- Task objective -
Each line of the material must be returned exactly.

>>>

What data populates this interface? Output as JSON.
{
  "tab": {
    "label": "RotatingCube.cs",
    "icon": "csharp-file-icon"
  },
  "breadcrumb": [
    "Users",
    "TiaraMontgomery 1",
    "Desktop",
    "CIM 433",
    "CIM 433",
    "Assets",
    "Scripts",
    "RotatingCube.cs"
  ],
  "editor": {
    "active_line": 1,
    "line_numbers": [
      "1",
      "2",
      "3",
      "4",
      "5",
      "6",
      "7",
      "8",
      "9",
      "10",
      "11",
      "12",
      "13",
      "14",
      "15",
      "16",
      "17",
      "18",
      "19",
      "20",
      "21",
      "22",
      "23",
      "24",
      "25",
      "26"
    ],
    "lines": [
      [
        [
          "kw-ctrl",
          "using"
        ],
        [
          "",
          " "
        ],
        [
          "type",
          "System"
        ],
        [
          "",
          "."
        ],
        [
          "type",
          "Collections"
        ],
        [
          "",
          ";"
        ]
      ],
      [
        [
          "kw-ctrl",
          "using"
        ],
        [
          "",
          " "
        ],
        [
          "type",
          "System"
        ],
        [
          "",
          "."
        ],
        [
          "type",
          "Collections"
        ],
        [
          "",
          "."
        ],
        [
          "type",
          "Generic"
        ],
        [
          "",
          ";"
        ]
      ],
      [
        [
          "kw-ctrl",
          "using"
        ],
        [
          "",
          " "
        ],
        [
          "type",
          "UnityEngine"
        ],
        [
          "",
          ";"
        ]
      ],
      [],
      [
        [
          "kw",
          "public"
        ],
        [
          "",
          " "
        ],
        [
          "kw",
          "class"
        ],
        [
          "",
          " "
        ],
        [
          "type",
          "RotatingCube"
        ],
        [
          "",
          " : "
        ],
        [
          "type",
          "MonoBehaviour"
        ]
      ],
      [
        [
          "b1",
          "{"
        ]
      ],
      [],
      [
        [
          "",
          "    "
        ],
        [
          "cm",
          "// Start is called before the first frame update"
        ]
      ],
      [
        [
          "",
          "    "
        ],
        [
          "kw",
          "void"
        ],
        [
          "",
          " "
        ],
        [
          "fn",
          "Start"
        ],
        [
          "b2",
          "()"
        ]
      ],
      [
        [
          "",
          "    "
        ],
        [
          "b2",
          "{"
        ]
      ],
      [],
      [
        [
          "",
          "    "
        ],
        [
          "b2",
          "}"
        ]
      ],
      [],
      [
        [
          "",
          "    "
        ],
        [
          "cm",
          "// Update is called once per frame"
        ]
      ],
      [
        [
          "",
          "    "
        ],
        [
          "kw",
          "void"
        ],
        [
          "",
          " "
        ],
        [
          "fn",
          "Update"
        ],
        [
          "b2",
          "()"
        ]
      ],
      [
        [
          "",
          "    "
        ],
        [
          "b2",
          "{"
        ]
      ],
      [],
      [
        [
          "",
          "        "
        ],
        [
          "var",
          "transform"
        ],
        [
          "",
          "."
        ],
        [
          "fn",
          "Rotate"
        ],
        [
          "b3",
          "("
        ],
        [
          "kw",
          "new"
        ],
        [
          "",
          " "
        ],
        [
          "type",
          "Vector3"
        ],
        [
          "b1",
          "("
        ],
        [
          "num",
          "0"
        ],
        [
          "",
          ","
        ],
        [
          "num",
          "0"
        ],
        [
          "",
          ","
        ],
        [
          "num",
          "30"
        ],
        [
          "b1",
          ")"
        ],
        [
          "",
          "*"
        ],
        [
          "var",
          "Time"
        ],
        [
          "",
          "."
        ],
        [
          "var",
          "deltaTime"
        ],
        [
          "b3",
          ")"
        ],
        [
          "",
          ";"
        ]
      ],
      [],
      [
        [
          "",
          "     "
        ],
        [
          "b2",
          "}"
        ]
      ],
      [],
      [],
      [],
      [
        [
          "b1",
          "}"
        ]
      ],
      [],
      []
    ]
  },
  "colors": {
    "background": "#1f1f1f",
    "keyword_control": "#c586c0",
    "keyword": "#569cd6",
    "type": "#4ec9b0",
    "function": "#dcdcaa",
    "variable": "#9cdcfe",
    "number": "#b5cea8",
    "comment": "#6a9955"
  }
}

<<<

- The solution -
What data populates this interface? Output as JSON.
{
  "tab": {
    "label": "RotatingCube.cs",
    "icon": "csharp-file-icon"
  },
  "breadcrumb": [
    "Users",
    "TiaraMontgomery 1",
    "Desktop",
    "CIM 433",
    "CIM 433",
    "Assets",
    "Scripts",
    "RotatingCube.cs"
  ],
  "editor": {
    "active_line": 1,
    "line_numbers": [
      "1",
      "2",
      "3",
      "4",
      "5",
      "6",
      "7",
      "8",
      "9",
      "10",
      "11",
      "12",
      "13",
      "14",
      "15",
      "16",
      "17",
      "18",
      "19",
      "20",
      "21",
      "22",
      "23",
      "24",
      "25",
      "26"
    ],
    "lines": [
      [
        [
          "kw-ctrl",
          "using"
        ],
        [
          "",
          " "
        ],
        [
          "type",
          "System"
        ],
        [
          "",
          "."
        ],
        [
          "type",
          "Collections"
        ],
        [
          "",
          ";"
        ]
      ],
      [
        [
          "kw-ctrl",
          "using"
        ],
        [
          "",
          " "
        ],
        [
          "type",
          "System"
        ],
        [
          "",
          "."
        ],
        [
          "type",
          "Collections"
        ],
        [
          "",
          "."
        ],
        [
          "type",
          "Generic"
        ],
        [
          "",
          ";"
        ]
      ],
      [
        [
          "kw-ctrl",
          "using"
        ],
        [
          "",
          " "
        ],
        [
          "type",
          "UnityEngine"
        ],
        [
          "",
          ";"
        ]
      ],
      [],
      [
        [
          "kw",
          "public"
        ],
        [
          "",
          " "
        ],
        [
          "kw",
          "class"
        ],
        [
          "",
          " "
        ],
        [
          "type",
          "RotatingCube"
        ],
        [
          "",
          " : "
        ],
        [
          "type",
          "MonoBehaviour"
        ]
      ],
      [
        [
          "b1",
          "{"
        ]
      ],
      [],
      [
        [
          "",
          "    "
        ],
        [
          "cm",
          "// Start is called before the first frame update"
        ]
      ],
      [
        [
          "",
          "    "
        ],
        [
          "kw",
          "void"
        ],
        [
          "",
          " "
        ],
        [
          "fn",
          "Start"
        ],
        [
          "b2",
          "()"
        ]
      ],
      [
        [
          "",
          "    "
        ],
        [
          "b2",
          "{"
        ]
      ],
      [],
      [
        [
          "",
          "    "
        ],
        [
          "b2",
          "}"
        ]
      ],
      [],
      [
        [
          "",
          "    "
        ],
        [
          "cm",
          "// Update is called once per frame"
        ]
      ],
      [
        [
          "",
          "    "
        ],
        [
          "kw",
          "void"
        ],
        [
          "",
          " "
        ],
        [
          "fn",
          "Update"
        ],
        [
          "b2",
          "()"
        ]
      ],
      [
        [
          "",
          "    "
        ],
        [
          "b2",
          "{"
        ]
      ],
      [],
      [
        [
          "",
          "        "
        ],
        [
          "var",
          "transform"
        ],
        [
          "",
          "."
        ],
        [
          "fn",
          "Rotate"
        ],
        [
          "b3",
          "("
        ],
        [
          "kw",
          "new"
        ],
        [
          "",
          " "
        ],
        [
          "type",
          "Vector3"
        ],
        [
          "b1",
          "("
        ],
        [
          "num",
          "0"
        ],
        [
          "",
          ","
        ],
        [
          "num",
          "0"
        ],
        [
          "",
          ","
        ],
        [
          "num",
          "30"
        ],
        [
          "b1",
          ")"
        ],
        [
          "",
          "*"
        ],
        [
          "var",
          "Time"
        ],
        [
          "",
          "."
        ],
        [
          "var",
          "deltaTime"
        ],
        [
          "b3",
          ")"
        ],
        [
          "",
          ";"
        ]
      ],
      [],
      [
        [
          "",
          "     "
        ],
        [
          "b2",
          "}"
        ]
      ],
      [],
      [],
      [],
      [
        [
          "b1",
          "}"
        ]
      ],
      [],
      []
    ]
  },
  "colors": {
    "background": "#1f1f1f",
    "keyword_control": "#c586c0",
    "keyword": "#569cd6",
    "type": "#4ec9b0",
    "function": "#dcdcaa",
    "variable": "#9cdcfe",
    "number": "#b5cea8",
    "comment": "#6a9955"
  }
}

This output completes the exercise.